## Goal
The records should be repeated word for word, pictures excluded.
begin The records
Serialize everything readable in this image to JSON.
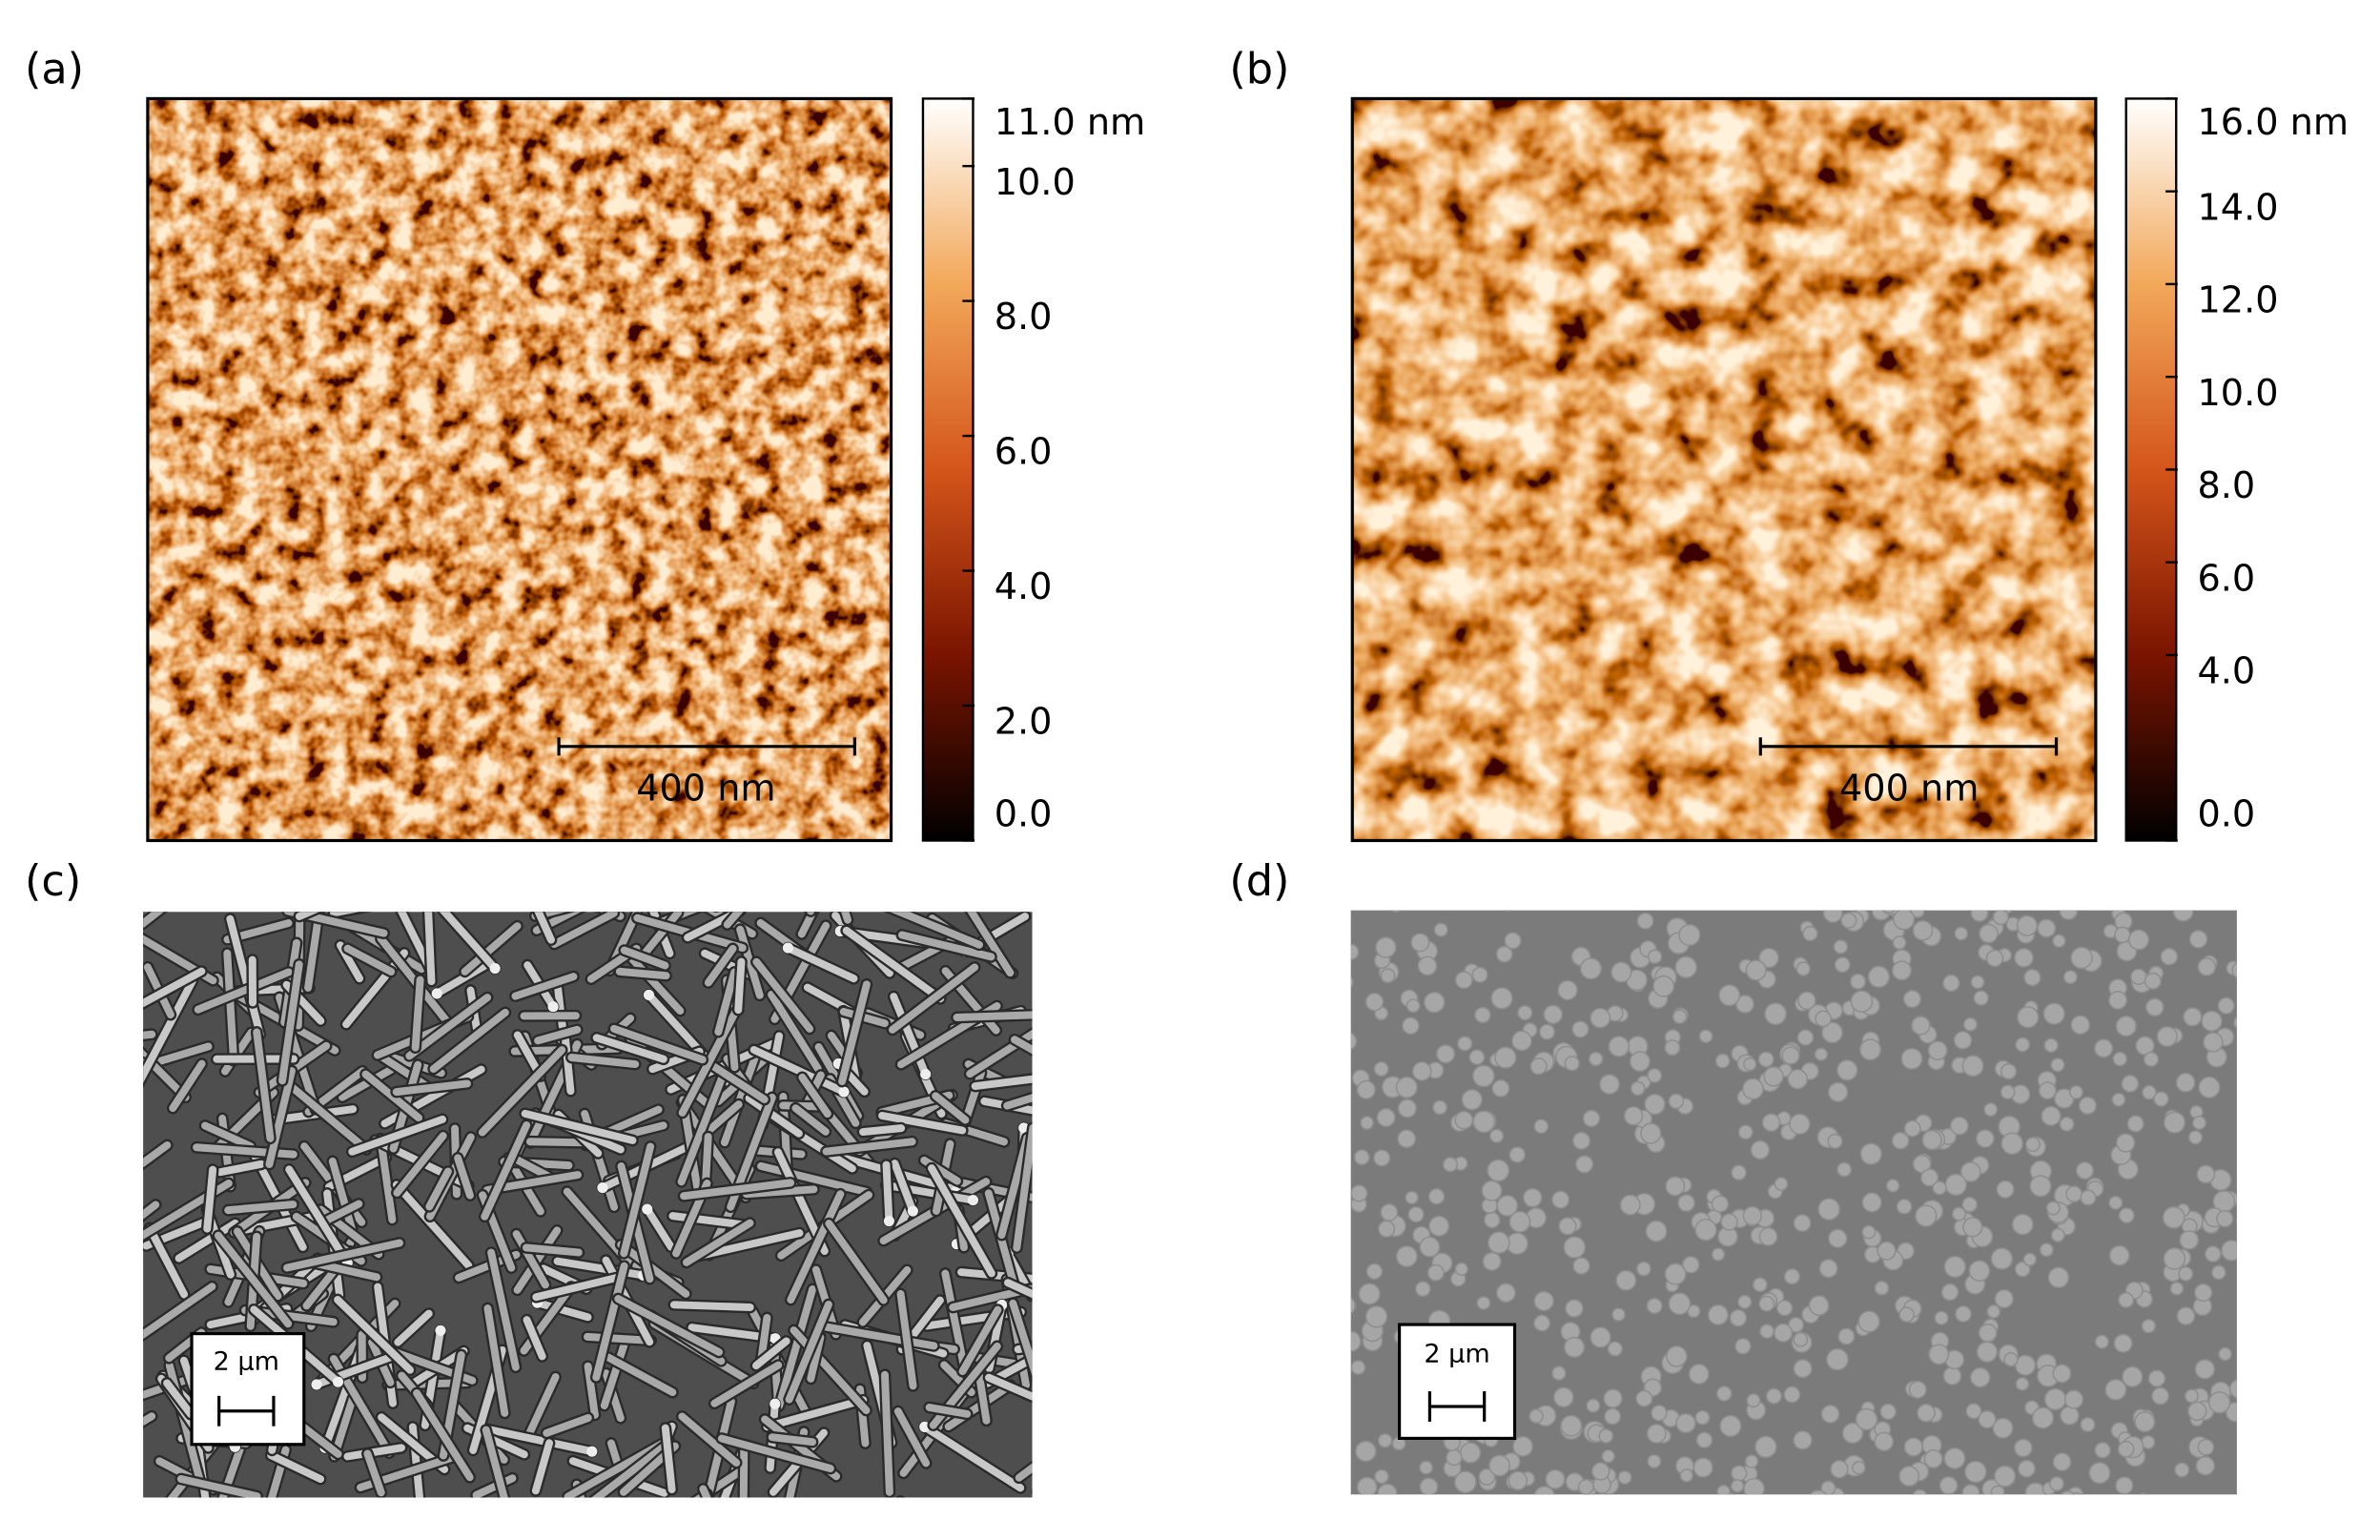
{
  "panels": [
    {
      "label": "(a)",
      "scale_bar": "400 nm",
      "colorbar": {
        "lim": [
          0,
          11
        ],
        "ticks": [
          {
            "value": 11,
            "label": "11.0 nm"
          },
          {
            "value": 10,
            "label": "10.0"
          },
          {
            "value": 8,
            "label": "8.0"
          },
          {
            "value": 6,
            "label": "6.0"
          },
          {
            "value": 4,
            "label": "4.0"
          },
          {
            "value": 2,
            "label": "2.0"
          },
          {
            "value": 0,
            "label": "0.0"
          }
        ]
      }
    },
    {
      "label": "(b)",
      "scale_bar": "400 nm",
      "colorbar": {
        "lim": [
          0,
          16
        ],
        "ticks": [
          {
            "value": 16,
            "label": "16.0 nm"
          },
          {
            "value": 14,
            "label": "14.0"
          },
          {
            "value": 12,
            "label": "12.0"
          },
          {
            "value": 10,
            "label": "10.0"
          },
          {
            "value": 8,
            "label": "8.0"
          },
          {
            "value": 6,
            "label": "6.0"
          },
          {
            "value": 4,
            "label": "4.0"
          },
          {
            "value": 0,
            "label": "0.0"
          }
        ]
      }
    },
    {
      "label": "(c)",
      "scale_bar": "2 µm"
    },
    {
      "label": "(d)",
      "scale_bar": "2 µm"
    }
  ]
}
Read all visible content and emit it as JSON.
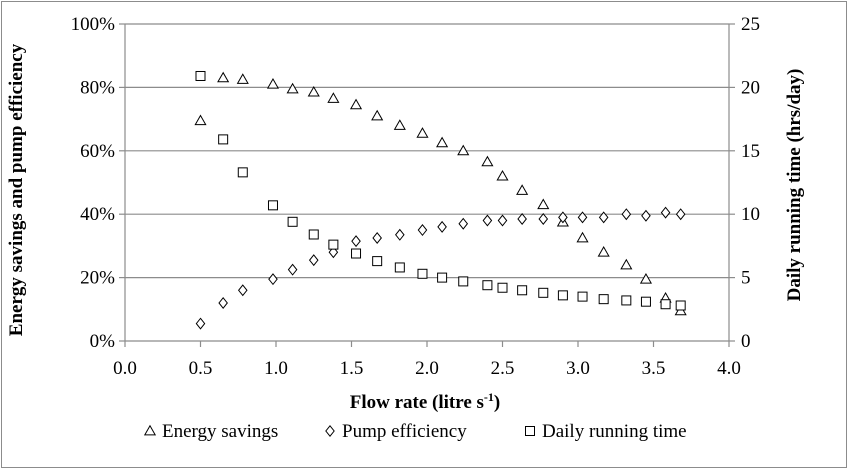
{
  "chart_data": {
    "type": "scatter",
    "title": "",
    "xlabel": "Flow rate (litre s",
    "xlabel_sup": "-1",
    "xlabel_end": ")",
    "ylabel_left": "Energy savings and pump efficiency",
    "ylabel_right": "Daily running time (hrs/day)",
    "xlim": [
      0,
      4
    ],
    "ylim_left": [
      0,
      100
    ],
    "ylim_right": [
      0,
      25
    ],
    "x_ticks": [
      "0.0",
      "0.5",
      "1.0",
      "1.5",
      "2.0",
      "2.5",
      "3.0",
      "3.5",
      "4.0"
    ],
    "y_left_ticks": [
      "0%",
      "20%",
      "40%",
      "60%",
      "80%",
      "100%"
    ],
    "y_right_ticks": [
      "0",
      "5",
      "10",
      "15",
      "20",
      "25"
    ],
    "grid": "horizontal",
    "legend_position": "bottom",
    "series": [
      {
        "name": "Energy savings",
        "marker": "triangle",
        "axis": "left",
        "x": [
          0.5,
          0.65,
          0.78,
          0.98,
          1.11,
          1.25,
          1.38,
          1.53,
          1.67,
          1.82,
          1.97,
          2.1,
          2.24,
          2.4,
          2.5,
          2.63,
          2.77,
          2.9,
          3.03,
          3.17,
          3.32,
          3.45,
          3.58,
          3.68
        ],
        "y": [
          69.5,
          83,
          82.5,
          81,
          79.5,
          78.5,
          76.5,
          74.5,
          71,
          68,
          65.5,
          62.5,
          60,
          56.5,
          52,
          47.5,
          43,
          37.5,
          32.5,
          28,
          24,
          19.5,
          13.5,
          9.5
        ]
      },
      {
        "name": "Pump efficiency",
        "marker": "diamond",
        "axis": "left",
        "x": [
          0.5,
          0.65,
          0.78,
          0.98,
          1.11,
          1.25,
          1.38,
          1.53,
          1.67,
          1.82,
          1.97,
          2.1,
          2.24,
          2.4,
          2.5,
          2.63,
          2.77,
          2.9,
          3.03,
          3.17,
          3.32,
          3.45,
          3.58,
          3.68
        ],
        "y": [
          5.5,
          12,
          16,
          19.5,
          22.5,
          25.5,
          28,
          31.5,
          32.5,
          33.5,
          35,
          36,
          37,
          38,
          38,
          38.5,
          38.5,
          39,
          39,
          39,
          40,
          39.5,
          40.5,
          40
        ]
      },
      {
        "name": "Daily running time",
        "marker": "square",
        "axis": "right",
        "x": [
          0.5,
          0.65,
          0.78,
          0.98,
          1.11,
          1.25,
          1.38,
          1.53,
          1.67,
          1.82,
          1.97,
          2.1,
          2.24,
          2.4,
          2.5,
          2.63,
          2.77,
          2.9,
          3.03,
          3.17,
          3.32,
          3.45,
          3.58,
          3.68
        ],
        "y": [
          20.9,
          15.9,
          13.3,
          10.7,
          9.4,
          8.4,
          7.6,
          6.9,
          6.3,
          5.8,
          5.3,
          5.0,
          4.7,
          4.4,
          4.2,
          4.0,
          3.8,
          3.6,
          3.5,
          3.3,
          3.2,
          3.1,
          2.9,
          2.8
        ]
      }
    ]
  }
}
end The records
## Correct output
Serialize everything readable in this image to JSON.
{
  "panels": [
    {
      "label": "(a)",
      "scale_bar": "400 nm",
      "colorbar": {
        "lim": [
          0,
          11
        ],
        "ticks": [
          {
            "value": 11,
            "label": "11.0 nm"
          },
          {
            "value": 10,
            "label": "10.0"
          },
          {
            "value": 8,
            "label": "8.0"
          },
          {
            "value": 6,
            "label": "6.0"
          },
          {
            "value": 4,
            "label": "4.0"
          },
          {
            "value": 2,
            "label": "2.0"
          },
          {
            "value": 0,
            "label": "0.0"
          }
        ]
      }
    },
    {
      "label": "(b)",
      "scale_bar": "400 nm",
      "colorbar": {
        "lim": [
          0,
          16
        ],
        "ticks": [
          {
            "value": 16,
            "label": "16.0 nm"
          },
          {
            "value": 14,
            "label": "14.0"
          },
          {
            "value": 12,
            "label": "12.0"
          },
          {
            "value": 10,
            "label": "10.0"
          },
          {
            "value": 8,
            "label": "8.0"
          },
          {
            "value": 6,
            "label": "6.0"
          },
          {
            "value": 4,
            "label": "4.0"
          },
          {
            "value": 0,
            "label": "0.0"
          }
        ]
      }
    },
    {
      "label": "(c)",
      "scale_bar": "2 µm"
    },
    {
      "label": "(d)",
      "scale_bar": "2 µm"
    }
  ]
}
Read all visible content and emit it as JSON.
{
  "chart_data": {
    "type": "scatter",
    "title": "",
    "xlabel": "Flow rate (litre s",
    "xlabel_sup": "-1",
    "xlabel_end": ")",
    "ylabel_left": "Energy savings and pump efficiency",
    "ylabel_right": "Daily running time (hrs/day)",
    "xlim": [
      0,
      4
    ],
    "ylim_left": [
      0,
      100
    ],
    "ylim_right": [
      0,
      25
    ],
    "x_ticks": [
      "0.0",
      "0.5",
      "1.0",
      "1.5",
      "2.0",
      "2.5",
      "3.0",
      "3.5",
      "4.0"
    ],
    "y_left_ticks": [
      "0%",
      "20%",
      "40%",
      "60%",
      "80%",
      "100%"
    ],
    "y_right_ticks": [
      "0",
      "5",
      "10",
      "15",
      "20",
      "25"
    ],
    "grid": "horizontal",
    "legend_position": "bottom",
    "series": [
      {
        "name": "Energy savings",
        "marker": "triangle",
        "axis": "left",
        "x": [
          0.5,
          0.65,
          0.78,
          0.98,
          1.11,
          1.25,
          1.38,
          1.53,
          1.67,
          1.82,
          1.97,
          2.1,
          2.24,
          2.4,
          2.5,
          2.63,
          2.77,
          2.9,
          3.03,
          3.17,
          3.32,
          3.45,
          3.58,
          3.68
        ],
        "y": [
          69.5,
          83,
          82.5,
          81,
          79.5,
          78.5,
          76.5,
          74.5,
          71,
          68,
          65.5,
          62.5,
          60,
          56.5,
          52,
          47.5,
          43,
          37.5,
          32.5,
          28,
          24,
          19.5,
          13.5,
          9.5
        ]
      },
      {
        "name": "Pump efficiency",
        "marker": "diamond",
        "axis": "left",
        "x": [
          0.5,
          0.65,
          0.78,
          0.98,
          1.11,
          1.25,
          1.38,
          1.53,
          1.67,
          1.82,
          1.97,
          2.1,
          2.24,
          2.4,
          2.5,
          2.63,
          2.77,
          2.9,
          3.03,
          3.17,
          3.32,
          3.45,
          3.58,
          3.68
        ],
        "y": [
          5.5,
          12,
          16,
          19.5,
          22.5,
          25.5,
          28,
          31.5,
          32.5,
          33.5,
          35,
          36,
          37,
          38,
          38,
          38.5,
          38.5,
          39,
          39,
          39,
          40,
          39.5,
          40.5,
          40
        ]
      },
      {
        "name": "Daily running time",
        "marker": "square",
        "axis": "right",
        "x": [
          0.5,
          0.65,
          0.78,
          0.98,
          1.11,
          1.25,
          1.38,
          1.53,
          1.67,
          1.82,
          1.97,
          2.1,
          2.24,
          2.4,
          2.5,
          2.63,
          2.77,
          2.9,
          3.03,
          3.17,
          3.32,
          3.45,
          3.58,
          3.68
        ],
        "y": [
          20.9,
          15.9,
          13.3,
          10.7,
          9.4,
          8.4,
          7.6,
          6.9,
          6.3,
          5.8,
          5.3,
          5.0,
          4.7,
          4.4,
          4.2,
          4.0,
          3.8,
          3.6,
          3.5,
          3.3,
          3.2,
          3.1,
          2.9,
          2.8
        ]
      }
    ]
  }
}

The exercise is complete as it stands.